(Items listed in a dataset)
▼▼▼

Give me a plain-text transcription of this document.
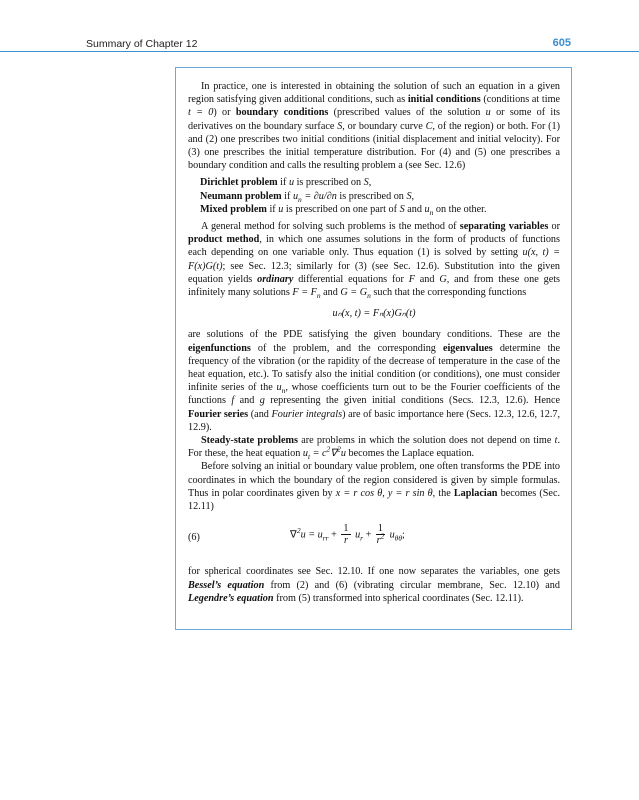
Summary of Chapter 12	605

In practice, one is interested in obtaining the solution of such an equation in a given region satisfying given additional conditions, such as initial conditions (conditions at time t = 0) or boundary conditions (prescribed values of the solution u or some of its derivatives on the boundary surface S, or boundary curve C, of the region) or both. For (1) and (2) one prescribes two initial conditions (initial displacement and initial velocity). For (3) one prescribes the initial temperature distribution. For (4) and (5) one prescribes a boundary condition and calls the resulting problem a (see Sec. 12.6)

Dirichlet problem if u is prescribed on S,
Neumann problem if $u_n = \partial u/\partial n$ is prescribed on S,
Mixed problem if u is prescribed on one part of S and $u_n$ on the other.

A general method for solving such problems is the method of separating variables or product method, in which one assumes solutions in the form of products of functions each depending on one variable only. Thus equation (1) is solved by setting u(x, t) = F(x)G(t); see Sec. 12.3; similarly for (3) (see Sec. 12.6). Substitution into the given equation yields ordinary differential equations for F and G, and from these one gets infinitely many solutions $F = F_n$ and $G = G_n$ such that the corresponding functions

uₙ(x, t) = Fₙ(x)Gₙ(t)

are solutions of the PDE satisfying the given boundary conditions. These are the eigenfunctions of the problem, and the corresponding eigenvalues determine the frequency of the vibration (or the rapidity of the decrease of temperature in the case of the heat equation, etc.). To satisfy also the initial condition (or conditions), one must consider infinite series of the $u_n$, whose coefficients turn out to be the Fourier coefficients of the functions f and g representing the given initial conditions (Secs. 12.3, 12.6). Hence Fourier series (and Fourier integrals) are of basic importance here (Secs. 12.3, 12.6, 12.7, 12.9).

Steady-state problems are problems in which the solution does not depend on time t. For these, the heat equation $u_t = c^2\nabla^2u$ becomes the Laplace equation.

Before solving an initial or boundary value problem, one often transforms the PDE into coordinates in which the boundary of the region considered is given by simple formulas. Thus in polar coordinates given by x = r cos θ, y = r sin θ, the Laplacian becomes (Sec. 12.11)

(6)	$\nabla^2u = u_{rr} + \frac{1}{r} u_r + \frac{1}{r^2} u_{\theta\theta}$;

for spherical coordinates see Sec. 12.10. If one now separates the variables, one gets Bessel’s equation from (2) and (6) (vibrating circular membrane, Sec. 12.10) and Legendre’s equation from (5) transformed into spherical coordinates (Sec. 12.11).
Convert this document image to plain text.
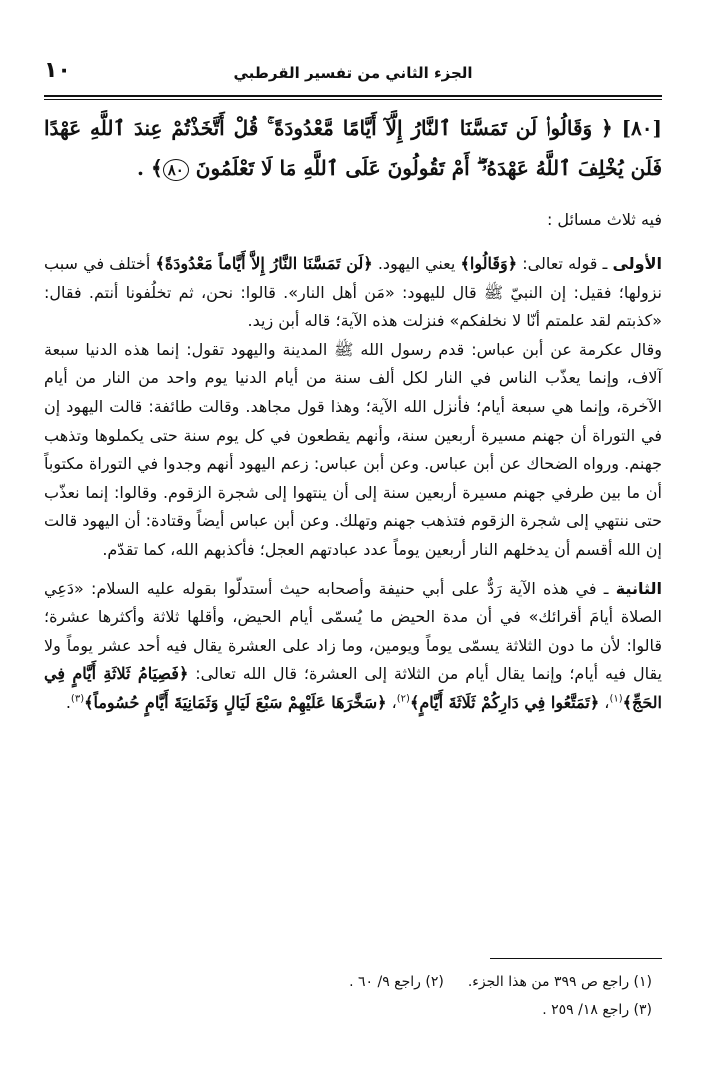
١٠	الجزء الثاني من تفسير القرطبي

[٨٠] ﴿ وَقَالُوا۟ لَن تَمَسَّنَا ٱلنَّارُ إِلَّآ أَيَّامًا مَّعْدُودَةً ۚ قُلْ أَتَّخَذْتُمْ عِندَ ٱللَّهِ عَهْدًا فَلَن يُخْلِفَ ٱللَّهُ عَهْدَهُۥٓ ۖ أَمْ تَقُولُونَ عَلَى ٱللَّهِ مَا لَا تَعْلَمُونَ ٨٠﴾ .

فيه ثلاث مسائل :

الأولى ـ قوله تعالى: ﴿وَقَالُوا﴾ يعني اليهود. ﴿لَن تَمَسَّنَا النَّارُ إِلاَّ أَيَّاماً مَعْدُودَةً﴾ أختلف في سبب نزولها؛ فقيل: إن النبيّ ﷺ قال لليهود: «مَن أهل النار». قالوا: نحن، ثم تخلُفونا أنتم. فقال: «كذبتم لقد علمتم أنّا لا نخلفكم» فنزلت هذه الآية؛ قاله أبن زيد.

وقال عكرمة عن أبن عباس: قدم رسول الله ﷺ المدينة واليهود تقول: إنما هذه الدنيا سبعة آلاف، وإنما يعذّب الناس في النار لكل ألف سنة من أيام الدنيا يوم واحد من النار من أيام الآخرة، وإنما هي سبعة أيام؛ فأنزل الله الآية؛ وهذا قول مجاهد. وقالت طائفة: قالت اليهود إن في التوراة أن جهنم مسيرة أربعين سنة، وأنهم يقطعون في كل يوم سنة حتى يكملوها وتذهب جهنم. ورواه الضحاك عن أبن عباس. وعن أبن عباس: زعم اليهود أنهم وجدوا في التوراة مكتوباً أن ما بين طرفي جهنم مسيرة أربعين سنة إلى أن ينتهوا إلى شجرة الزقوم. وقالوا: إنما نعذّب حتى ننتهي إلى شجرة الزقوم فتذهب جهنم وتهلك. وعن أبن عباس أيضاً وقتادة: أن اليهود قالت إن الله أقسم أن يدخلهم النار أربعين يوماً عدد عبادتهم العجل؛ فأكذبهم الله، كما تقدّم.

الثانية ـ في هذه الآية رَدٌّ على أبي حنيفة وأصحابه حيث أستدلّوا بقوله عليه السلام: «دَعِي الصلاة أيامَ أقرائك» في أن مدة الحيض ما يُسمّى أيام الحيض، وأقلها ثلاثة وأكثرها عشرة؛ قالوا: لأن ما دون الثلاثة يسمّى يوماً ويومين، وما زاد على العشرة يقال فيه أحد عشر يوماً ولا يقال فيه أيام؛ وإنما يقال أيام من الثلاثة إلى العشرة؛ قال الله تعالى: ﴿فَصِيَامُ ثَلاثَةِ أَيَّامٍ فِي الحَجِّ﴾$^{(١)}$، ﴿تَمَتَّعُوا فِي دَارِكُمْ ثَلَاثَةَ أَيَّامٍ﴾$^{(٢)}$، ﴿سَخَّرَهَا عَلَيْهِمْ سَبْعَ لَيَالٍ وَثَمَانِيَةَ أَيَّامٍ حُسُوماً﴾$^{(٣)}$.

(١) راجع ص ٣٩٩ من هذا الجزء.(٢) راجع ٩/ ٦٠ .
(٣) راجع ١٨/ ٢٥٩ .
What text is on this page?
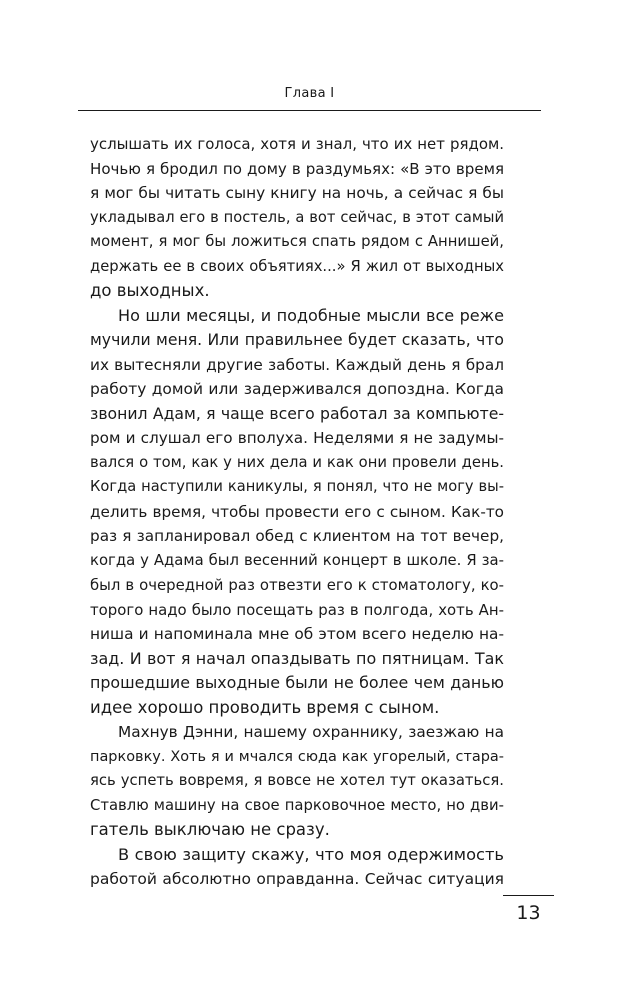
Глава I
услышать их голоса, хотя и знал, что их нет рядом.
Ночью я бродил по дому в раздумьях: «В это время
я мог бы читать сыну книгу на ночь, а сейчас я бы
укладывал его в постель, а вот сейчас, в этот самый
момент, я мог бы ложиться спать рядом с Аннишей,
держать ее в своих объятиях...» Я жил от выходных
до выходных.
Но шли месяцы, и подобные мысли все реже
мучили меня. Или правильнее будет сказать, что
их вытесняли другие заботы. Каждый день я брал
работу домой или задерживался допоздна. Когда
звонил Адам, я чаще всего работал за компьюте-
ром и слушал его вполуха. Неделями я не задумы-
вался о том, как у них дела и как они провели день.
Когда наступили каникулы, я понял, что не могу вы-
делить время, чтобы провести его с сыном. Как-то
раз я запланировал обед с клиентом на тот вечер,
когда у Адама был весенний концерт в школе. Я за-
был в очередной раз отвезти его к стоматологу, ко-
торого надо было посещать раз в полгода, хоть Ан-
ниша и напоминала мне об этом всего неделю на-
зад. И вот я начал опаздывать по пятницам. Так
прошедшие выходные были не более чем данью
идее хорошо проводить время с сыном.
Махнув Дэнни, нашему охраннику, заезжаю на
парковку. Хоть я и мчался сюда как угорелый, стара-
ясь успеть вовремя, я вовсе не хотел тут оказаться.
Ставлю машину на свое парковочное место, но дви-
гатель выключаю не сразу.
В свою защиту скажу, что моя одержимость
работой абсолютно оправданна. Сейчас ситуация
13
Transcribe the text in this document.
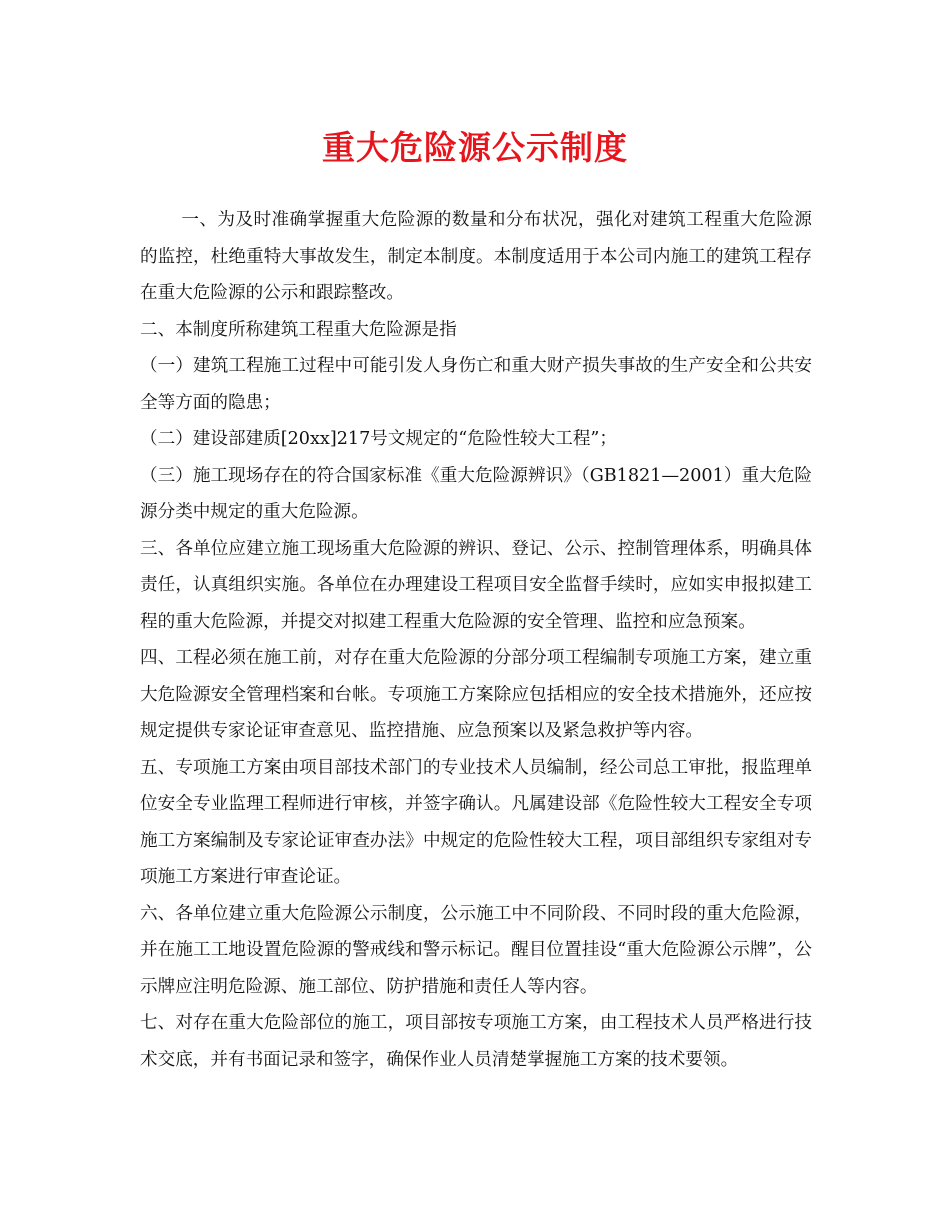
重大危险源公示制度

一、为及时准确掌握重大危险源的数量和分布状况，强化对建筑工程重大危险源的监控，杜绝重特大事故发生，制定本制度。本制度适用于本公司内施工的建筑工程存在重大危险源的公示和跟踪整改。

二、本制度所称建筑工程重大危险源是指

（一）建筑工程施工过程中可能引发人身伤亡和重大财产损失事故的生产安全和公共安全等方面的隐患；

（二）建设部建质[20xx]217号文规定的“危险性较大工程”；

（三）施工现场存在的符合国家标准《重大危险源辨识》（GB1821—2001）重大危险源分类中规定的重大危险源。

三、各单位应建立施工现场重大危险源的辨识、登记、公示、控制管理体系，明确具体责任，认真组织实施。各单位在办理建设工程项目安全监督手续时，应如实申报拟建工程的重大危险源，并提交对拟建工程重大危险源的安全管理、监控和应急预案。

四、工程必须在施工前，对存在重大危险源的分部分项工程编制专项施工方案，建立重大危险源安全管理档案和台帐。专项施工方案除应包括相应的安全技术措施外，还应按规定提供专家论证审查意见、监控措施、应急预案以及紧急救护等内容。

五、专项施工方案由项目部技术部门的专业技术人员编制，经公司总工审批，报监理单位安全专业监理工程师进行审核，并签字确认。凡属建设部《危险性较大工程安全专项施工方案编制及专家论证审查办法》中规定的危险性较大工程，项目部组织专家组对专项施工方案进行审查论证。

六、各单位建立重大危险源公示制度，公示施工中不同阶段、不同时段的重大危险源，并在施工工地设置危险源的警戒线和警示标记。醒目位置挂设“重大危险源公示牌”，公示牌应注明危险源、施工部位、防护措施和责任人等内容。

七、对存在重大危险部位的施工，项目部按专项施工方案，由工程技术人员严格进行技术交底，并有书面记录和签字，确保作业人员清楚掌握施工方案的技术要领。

▲▲▲

# What you will do
List every line above that holds the word "сыном".

# Result of this task
делить время, чтобы провести его с сыном. Как-то
идее хорошо проводить время с сыном.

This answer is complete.